## [DATASET RECORDS]

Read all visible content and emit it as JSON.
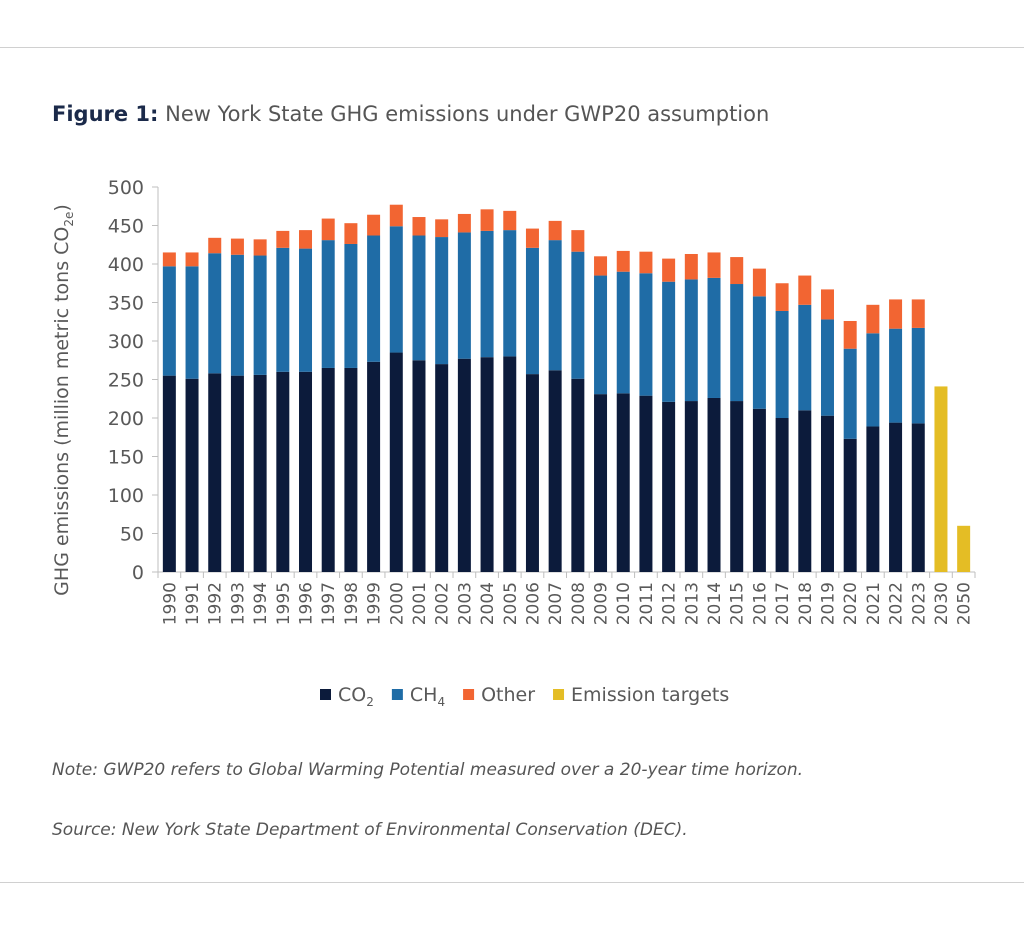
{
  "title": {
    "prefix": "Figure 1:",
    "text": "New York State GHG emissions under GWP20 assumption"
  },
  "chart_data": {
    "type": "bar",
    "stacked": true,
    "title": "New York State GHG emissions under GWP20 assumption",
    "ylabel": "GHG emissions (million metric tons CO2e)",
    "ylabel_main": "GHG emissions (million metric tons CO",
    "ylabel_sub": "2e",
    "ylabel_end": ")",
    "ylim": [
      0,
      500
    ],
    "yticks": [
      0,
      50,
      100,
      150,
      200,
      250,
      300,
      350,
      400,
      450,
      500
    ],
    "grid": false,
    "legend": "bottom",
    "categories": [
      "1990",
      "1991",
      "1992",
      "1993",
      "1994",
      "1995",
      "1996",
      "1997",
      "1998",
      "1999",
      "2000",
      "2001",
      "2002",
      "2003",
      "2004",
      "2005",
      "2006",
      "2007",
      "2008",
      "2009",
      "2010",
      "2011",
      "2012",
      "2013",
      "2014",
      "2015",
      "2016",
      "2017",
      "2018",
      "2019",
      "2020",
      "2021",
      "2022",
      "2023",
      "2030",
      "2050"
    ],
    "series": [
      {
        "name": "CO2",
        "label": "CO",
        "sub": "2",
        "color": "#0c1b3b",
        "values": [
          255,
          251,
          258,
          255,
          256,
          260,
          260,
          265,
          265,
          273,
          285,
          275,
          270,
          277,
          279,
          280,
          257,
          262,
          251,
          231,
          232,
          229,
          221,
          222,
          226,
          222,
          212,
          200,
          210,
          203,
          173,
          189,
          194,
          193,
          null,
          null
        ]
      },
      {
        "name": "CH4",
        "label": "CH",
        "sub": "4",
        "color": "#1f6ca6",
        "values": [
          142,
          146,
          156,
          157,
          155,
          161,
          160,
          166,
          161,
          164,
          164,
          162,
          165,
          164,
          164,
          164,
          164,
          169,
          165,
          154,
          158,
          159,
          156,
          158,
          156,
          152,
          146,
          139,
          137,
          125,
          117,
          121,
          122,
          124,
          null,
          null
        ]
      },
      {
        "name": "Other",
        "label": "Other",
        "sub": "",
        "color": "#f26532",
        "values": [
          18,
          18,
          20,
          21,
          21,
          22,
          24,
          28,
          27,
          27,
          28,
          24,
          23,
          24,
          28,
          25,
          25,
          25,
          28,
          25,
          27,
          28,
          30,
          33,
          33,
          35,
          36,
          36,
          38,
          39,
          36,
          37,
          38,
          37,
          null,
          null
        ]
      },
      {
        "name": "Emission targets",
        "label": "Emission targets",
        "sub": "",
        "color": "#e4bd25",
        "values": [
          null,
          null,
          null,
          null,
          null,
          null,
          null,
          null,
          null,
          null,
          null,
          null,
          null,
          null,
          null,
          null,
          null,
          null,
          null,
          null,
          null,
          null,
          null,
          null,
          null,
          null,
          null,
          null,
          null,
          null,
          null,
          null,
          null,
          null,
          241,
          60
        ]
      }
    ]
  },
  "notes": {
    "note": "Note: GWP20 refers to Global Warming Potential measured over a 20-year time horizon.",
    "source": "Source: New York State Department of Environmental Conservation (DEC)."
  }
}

...

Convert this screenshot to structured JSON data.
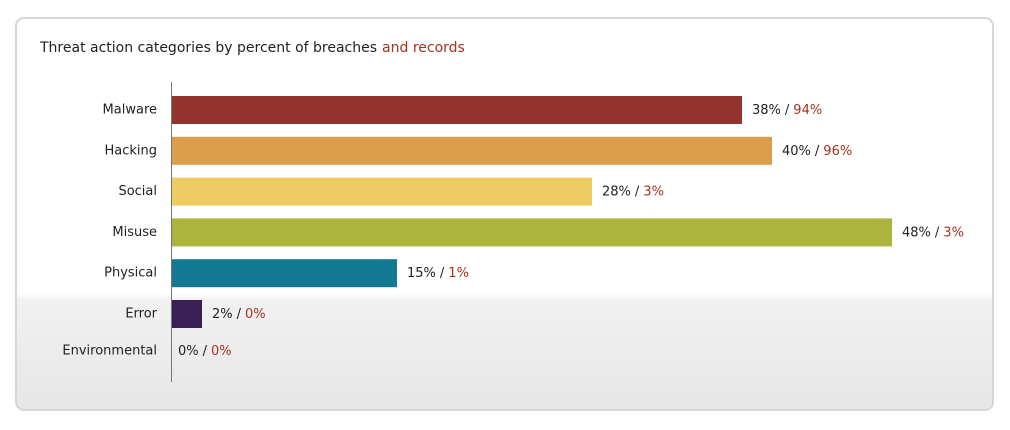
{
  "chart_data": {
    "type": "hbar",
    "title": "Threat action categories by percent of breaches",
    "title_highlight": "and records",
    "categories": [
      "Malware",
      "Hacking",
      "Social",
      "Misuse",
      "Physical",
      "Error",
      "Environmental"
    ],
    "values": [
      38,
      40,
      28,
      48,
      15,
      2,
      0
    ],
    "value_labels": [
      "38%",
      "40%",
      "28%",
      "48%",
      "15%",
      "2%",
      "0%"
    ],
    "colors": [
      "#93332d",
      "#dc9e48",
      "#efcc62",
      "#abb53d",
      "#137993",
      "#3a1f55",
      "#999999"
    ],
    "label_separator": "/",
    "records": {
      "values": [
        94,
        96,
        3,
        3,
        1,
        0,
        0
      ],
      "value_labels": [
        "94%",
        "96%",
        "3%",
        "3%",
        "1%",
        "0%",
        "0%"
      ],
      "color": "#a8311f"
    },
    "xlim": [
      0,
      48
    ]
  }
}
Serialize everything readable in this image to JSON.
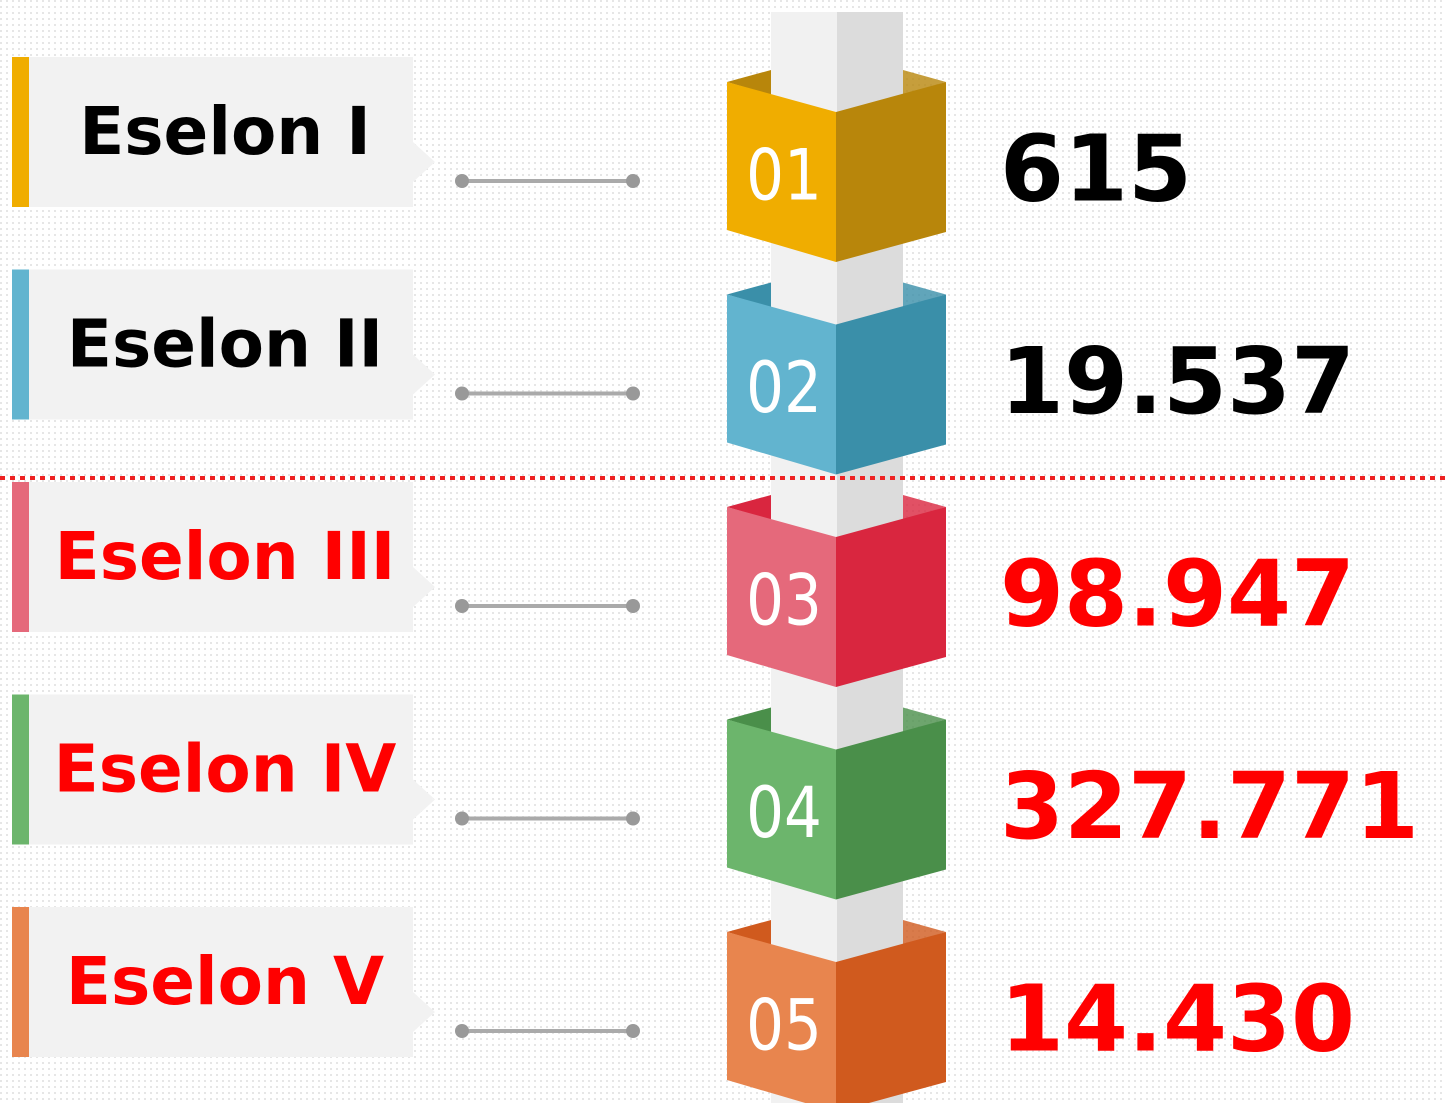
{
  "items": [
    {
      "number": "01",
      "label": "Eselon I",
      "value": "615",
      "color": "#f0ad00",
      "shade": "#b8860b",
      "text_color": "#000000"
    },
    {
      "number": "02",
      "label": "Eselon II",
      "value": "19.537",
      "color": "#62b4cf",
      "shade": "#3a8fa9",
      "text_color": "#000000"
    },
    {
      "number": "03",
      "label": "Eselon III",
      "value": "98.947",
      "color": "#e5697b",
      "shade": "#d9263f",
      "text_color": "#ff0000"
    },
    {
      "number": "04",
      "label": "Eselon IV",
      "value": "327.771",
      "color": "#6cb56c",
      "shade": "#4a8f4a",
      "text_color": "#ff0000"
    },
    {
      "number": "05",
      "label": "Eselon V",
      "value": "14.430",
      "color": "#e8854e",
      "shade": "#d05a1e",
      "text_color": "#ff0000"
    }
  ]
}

## [EXERCISE BRIEF]
Find and copy every line in the entries above where the string "name" occurs.

## [WRITTEN REPLY]
        "name": "CO2",
        "name": "CH4",
        "name": "Other",
        "name": "Emission targets",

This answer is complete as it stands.